Objective - Exactly as written, print each record in the listing.

◇ ◇ ◇ ◇

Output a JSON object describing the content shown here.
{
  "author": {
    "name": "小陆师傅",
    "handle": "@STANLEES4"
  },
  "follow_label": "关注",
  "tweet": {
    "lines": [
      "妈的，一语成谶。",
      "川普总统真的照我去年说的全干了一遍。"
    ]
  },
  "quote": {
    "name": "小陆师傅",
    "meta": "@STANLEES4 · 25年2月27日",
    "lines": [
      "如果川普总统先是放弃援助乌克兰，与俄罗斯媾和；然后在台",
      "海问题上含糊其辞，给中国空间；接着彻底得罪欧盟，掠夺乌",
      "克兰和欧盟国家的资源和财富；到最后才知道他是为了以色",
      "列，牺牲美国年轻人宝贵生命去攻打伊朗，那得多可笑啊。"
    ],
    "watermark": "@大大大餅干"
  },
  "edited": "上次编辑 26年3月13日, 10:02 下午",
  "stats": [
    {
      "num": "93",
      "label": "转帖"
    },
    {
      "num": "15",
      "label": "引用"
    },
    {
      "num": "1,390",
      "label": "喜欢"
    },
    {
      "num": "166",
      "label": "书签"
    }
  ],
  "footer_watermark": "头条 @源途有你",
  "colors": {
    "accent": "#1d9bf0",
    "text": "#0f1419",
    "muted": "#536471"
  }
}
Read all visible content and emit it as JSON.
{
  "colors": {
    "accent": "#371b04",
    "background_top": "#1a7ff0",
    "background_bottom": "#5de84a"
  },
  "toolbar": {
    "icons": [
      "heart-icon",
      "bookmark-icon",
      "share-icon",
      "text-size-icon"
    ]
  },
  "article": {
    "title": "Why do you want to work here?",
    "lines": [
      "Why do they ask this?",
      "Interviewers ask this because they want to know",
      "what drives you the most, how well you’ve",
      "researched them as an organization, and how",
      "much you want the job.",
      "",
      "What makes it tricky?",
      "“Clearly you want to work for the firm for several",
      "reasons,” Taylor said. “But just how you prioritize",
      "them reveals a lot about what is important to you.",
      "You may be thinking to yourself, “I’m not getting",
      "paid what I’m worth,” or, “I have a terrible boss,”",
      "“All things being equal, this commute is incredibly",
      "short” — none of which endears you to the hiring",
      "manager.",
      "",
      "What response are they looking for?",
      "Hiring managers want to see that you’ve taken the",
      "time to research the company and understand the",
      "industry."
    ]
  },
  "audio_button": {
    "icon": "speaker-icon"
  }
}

◇ ◇ ◇ ◇

Output of the exercise -
Output a JSON object describing the content shown here.
{
  "author": {
    "name": "小陆师傅",
    "handle": "@STANLEES4"
  },
  "follow_label": "关注",
  "tweet": {
    "lines": [
      "妈的，一语成谶。",
      "川普总统真的照我去年说的全干了一遍。"
    ]
  },
  "quote": {
    "name": "小陆师傅",
    "meta": "@STANLEES4 · 25年2月27日",
    "lines": [
      "如果川普总统先是放弃援助乌克兰，与俄罗斯媾和；然后在台",
      "海问题上含糊其辞，给中国空间；接着彻底得罪欧盟，掠夺乌",
      "克兰和欧盟国家的资源和财富；到最后才知道他是为了以色",
      "列，牺牲美国年轻人宝贵生命去攻打伊朗，那得多可笑啊。"
    ],
    "watermark": "@大大大餅干"
  },
  "edited": "上次编辑 26年3月13日, 10:02 下午",
  "stats": [
    {
      "num": "93",
      "label": "转帖"
    },
    {
      "num": "15",
      "label": "引用"
    },
    {
      "num": "1,390",
      "label": "喜欢"
    },
    {
      "num": "166",
      "label": "书签"
    }
  ],
  "footer_watermark": "头条 @源途有你",
  "colors": {
    "accent": "#1d9bf0",
    "text": "#0f1419",
    "muted": "#536471"
  }
}
Read all visible content and emit it as JSON.
{
  "colors": {
    "accent": "#371b04",
    "background_top": "#1a7ff0",
    "background_bottom": "#5de84a"
  },
  "toolbar": {
    "icons": [
      "heart-icon",
      "bookmark-icon",
      "share-icon",
      "text-size-icon"
    ]
  },
  "article": {
    "title": "Why do you want to work here?",
    "lines": [
      "Why do they ask this?",
      "Interviewers ask this because they want to know",
      "what drives you the most, how well you’ve",
      "researched them as an organization, and how",
      "much you want the job.",
      "",
      "What makes it tricky?",
      "“Clearly you want to work for the firm for several",
      "reasons,” Taylor said. “But just how you prioritize",
      "them reveals a lot about what is important to you.",
      "You may be thinking to yourself, “I’m not getting",
      "paid what I’m worth,” or, “I have a terrible boss,”",
      "“All things being equal, this commute is incredibly",
      "short” — none of which endears you to the hiring",
      "manager.",
      "",
      "What response are they looking for?",
      "Hiring managers want to see that you’ve taken the",
      "time to research the company and understand the",
      "industry."
    ]
  },
  "audio_button": {
    "icon": "speaker-icon"
  }
}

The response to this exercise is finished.